--- Data for this exercise ---

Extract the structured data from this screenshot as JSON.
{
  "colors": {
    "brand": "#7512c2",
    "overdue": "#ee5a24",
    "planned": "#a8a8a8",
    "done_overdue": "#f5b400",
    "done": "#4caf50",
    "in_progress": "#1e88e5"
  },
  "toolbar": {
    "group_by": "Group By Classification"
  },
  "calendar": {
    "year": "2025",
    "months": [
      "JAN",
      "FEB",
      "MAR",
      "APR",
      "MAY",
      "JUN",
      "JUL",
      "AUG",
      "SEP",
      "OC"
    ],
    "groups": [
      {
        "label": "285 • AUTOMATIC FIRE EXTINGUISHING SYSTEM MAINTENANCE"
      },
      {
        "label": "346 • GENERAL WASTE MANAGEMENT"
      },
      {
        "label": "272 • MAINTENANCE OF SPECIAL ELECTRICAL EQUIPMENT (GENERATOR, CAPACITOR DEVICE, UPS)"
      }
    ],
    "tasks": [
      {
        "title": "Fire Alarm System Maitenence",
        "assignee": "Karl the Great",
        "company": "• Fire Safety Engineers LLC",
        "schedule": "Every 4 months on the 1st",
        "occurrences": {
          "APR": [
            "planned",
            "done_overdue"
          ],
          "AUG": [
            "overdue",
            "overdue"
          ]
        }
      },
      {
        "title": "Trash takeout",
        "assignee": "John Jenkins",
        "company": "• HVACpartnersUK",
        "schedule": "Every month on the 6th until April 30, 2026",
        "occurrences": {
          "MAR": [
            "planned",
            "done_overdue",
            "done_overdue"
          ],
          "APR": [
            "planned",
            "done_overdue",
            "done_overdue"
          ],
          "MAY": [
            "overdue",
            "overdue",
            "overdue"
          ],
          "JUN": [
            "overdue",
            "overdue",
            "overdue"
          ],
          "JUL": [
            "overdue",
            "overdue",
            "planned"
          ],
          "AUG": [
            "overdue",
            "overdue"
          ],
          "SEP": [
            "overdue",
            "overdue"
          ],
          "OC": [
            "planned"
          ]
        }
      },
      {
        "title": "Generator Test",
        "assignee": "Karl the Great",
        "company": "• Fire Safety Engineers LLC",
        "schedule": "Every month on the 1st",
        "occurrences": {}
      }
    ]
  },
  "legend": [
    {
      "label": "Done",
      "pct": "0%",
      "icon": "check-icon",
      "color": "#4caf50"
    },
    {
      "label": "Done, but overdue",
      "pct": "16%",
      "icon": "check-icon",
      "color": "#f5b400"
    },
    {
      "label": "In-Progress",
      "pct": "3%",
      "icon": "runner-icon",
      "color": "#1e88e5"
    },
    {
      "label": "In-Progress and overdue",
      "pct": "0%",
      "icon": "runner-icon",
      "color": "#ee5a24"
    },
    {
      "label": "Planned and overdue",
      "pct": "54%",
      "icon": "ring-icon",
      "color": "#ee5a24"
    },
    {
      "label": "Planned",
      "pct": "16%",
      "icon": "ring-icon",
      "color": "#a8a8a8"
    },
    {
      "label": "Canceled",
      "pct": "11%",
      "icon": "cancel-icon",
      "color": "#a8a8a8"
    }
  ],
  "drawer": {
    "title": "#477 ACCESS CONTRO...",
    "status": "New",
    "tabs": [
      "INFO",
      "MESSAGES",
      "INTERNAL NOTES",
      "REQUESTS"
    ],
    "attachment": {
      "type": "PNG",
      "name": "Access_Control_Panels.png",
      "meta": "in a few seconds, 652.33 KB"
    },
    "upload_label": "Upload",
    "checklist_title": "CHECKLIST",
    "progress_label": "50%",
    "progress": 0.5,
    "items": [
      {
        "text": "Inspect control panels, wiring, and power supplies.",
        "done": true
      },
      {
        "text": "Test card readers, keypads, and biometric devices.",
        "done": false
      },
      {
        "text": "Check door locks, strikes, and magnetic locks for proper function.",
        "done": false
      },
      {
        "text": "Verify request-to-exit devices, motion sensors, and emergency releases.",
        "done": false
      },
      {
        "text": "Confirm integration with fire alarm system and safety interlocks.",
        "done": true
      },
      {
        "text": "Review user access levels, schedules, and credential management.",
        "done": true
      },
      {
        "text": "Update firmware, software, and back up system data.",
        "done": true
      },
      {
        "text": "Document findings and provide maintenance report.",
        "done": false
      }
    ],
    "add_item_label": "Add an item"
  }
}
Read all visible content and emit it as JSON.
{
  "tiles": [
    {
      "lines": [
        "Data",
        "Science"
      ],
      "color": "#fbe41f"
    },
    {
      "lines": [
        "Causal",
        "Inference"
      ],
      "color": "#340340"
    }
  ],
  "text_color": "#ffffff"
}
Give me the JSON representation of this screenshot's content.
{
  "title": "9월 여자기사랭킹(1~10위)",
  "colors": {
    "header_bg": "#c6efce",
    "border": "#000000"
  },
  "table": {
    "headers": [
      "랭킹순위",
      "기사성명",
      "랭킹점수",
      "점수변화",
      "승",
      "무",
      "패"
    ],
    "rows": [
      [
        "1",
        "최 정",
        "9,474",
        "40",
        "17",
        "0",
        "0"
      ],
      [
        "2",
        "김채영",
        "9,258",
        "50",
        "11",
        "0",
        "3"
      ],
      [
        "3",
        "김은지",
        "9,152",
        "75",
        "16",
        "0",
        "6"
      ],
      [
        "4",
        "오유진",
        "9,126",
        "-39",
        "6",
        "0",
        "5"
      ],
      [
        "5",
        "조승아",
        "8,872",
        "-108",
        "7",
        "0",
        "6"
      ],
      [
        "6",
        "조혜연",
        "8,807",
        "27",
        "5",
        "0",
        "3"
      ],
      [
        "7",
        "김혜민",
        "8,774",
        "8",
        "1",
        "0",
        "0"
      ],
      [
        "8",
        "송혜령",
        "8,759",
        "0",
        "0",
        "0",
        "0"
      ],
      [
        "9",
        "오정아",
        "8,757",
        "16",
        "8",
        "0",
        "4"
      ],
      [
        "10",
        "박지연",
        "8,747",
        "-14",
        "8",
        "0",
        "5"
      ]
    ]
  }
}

---

• **What to do**:
Extract every entry in the listing word for word.

• **Answer below**:
Extract the structured data from this screenshot as JSON.
{
  "colors": {
    "brand": "#7512c2",
    "overdue": "#ee5a24",
    "planned": "#a8a8a8",
    "done_overdue": "#f5b400",
    "done": "#4caf50",
    "in_progress": "#1e88e5"
  },
  "toolbar": {
    "group_by": "Group By Classification"
  },
  "calendar": {
    "year": "2025",
    "months": [
      "JAN",
      "FEB",
      "MAR",
      "APR",
      "MAY",
      "JUN",
      "JUL",
      "AUG",
      "SEP",
      "OC"
    ],
    "groups": [
      {
        "label": "285 • AUTOMATIC FIRE EXTINGUISHING SYSTEM MAINTENANCE"
      },
      {
        "label": "346 • GENERAL WASTE MANAGEMENT"
      },
      {
        "label": "272 • MAINTENANCE OF SPECIAL ELECTRICAL EQUIPMENT (GENERATOR, CAPACITOR DEVICE, UPS)"
      }
    ],
    "tasks": [
      {
        "title": "Fire Alarm System Maitenence",
        "assignee": "Karl the Great",
        "company": "• Fire Safety Engineers LLC",
        "schedule": "Every 4 months on the 1st",
        "occurrences": {
          "APR": [
            "planned",
            "done_overdue"
          ],
          "AUG": [
            "overdue",
            "overdue"
          ]
        }
      },
      {
        "title": "Trash takeout",
        "assignee": "John Jenkins",
        "company": "• HVACpartnersUK",
        "schedule": "Every month on the 6th until April 30, 2026",
        "occurrences": {
          "MAR": [
            "planned",
            "done_overdue",
            "done_overdue"
          ],
          "APR": [
            "planned",
            "done_overdue",
            "done_overdue"
          ],
          "MAY": [
            "overdue",
            "overdue",
            "overdue"
          ],
          "JUN": [
            "overdue",
            "overdue",
            "overdue"
          ],
          "JUL": [
            "overdue",
            "overdue",
            "planned"
          ],
          "AUG": [
            "overdue",
            "overdue"
          ],
          "SEP": [
            "overdue",
            "overdue"
          ],
          "OC": [
            "planned"
          ]
        }
      },
      {
        "title": "Generator Test",
        "assignee": "Karl the Great",
        "company": "• Fire Safety Engineers LLC",
        "schedule": "Every month on the 1st",
        "occurrences": {}
      }
    ]
  },
  "legend": [
    {
      "label": "Done",
      "pct": "0%",
      "icon": "check-icon",
      "color": "#4caf50"
    },
    {
      "label": "Done, but overdue",
      "pct": "16%",
      "icon": "check-icon",
      "color": "#f5b400"
    },
    {
      "label": "In-Progress",
      "pct": "3%",
      "icon": "runner-icon",
      "color": "#1e88e5"
    },
    {
      "label": "In-Progress and overdue",
      "pct": "0%",
      "icon": "runner-icon",
      "color": "#ee5a24"
    },
    {
      "label": "Planned and overdue",
      "pct": "54%",
      "icon": "ring-icon",
      "color": "#ee5a24"
    },
    {
      "label": "Planned",
      "pct": "16%",
      "icon": "ring-icon",
      "color": "#a8a8a8"
    },
    {
      "label": "Canceled",
      "pct": "11%",
      "icon": "cancel-icon",
      "color": "#a8a8a8"
    }
  ],
  "drawer": {
    "title": "#477 ACCESS CONTRO...",
    "status": "New",
    "tabs": [
      "INFO",
      "MESSAGES",
      "INTERNAL NOTES",
      "REQUESTS"
    ],
    "attachment": {
      "type": "PNG",
      "name": "Access_Control_Panels.png",
      "meta": "in a few seconds, 652.33 KB"
    },
    "upload_label": "Upload",
    "checklist_title": "CHECKLIST",
    "progress_label": "50%",
    "progress": 0.5,
    "items": [
      {
        "text": "Inspect control panels, wiring, and power supplies.",
        "done": true
      },
      {
        "text": "Test card readers, keypads, and biometric devices.",
        "done": false
      },
      {
        "text": "Check door locks, strikes, and magnetic locks for proper function.",
        "done": false
      },
      {
        "text": "Verify request-to-exit devices, motion sensors, and emergency releases.",
        "done": false
      },
      {
        "text": "Confirm integration with fire alarm system and safety interlocks.",
        "done": true
      },
      {
        "text": "Review user access levels, schedules, and credential management.",
        "done": true
      },
      {
        "text": "Update firmware, software, and back up system data.",
        "done": true
      },
      {
        "text": "Document findings and provide maintenance report.",
        "done": false
      }
    ],
    "add_item_label": "Add an item"
  }
}
Read all visible content and emit it as JSON.
{
  "tiles": [
    {
      "lines": [
        "Data",
        "Science"
      ],
      "color": "#fbe41f"
    },
    {
      "lines": [
        "Causal",
        "Inference"
      ],
      "color": "#340340"
    }
  ],
  "text_color": "#ffffff"
}
Give me the JSON representation of this screenshot's content.
{
  "title": "9월 여자기사랭킹(1~10위)",
  "colors": {
    "header_bg": "#c6efce",
    "border": "#000000"
  },
  "table": {
    "headers": [
      "랭킹순위",
      "기사성명",
      "랭킹점수",
      "점수변화",
      "승",
      "무",
      "패"
    ],
    "rows": [
      [
        "1",
        "최 정",
        "9,474",
        "40",
        "17",
        "0",
        "0"
      ],
      [
        "2",
        "김채영",
        "9,258",
        "50",
        "11",
        "0",
        "3"
      ],
      [
        "3",
        "김은지",
        "9,152",
        "75",
        "16",
        "0",
        "6"
      ],
      [
        "4",
        "오유진",
        "9,126",
        "-39",
        "6",
        "0",
        "5"
      ],
      [
        "5",
        "조승아",
        "8,872",
        "-108",
        "7",
        "0",
        "6"
      ],
      [
        "6",
        "조혜연",
        "8,807",
        "27",
        "5",
        "0",
        "3"
      ],
      [
        "7",
        "김혜민",
        "8,774",
        "8",
        "1",
        "0",
        "0"
      ],
      [
        "8",
        "송혜령",
        "8,759",
        "0",
        "0",
        "0",
        "0"
      ],
      [
        "9",
        "오정아",
        "8,757",
        "16",
        "8",
        "0",
        "4"
      ],
      [
        "10",
        "박지연",
        "8,747",
        "-14",
        "8",
        "0",
        "5"
      ]
    ]
  }
}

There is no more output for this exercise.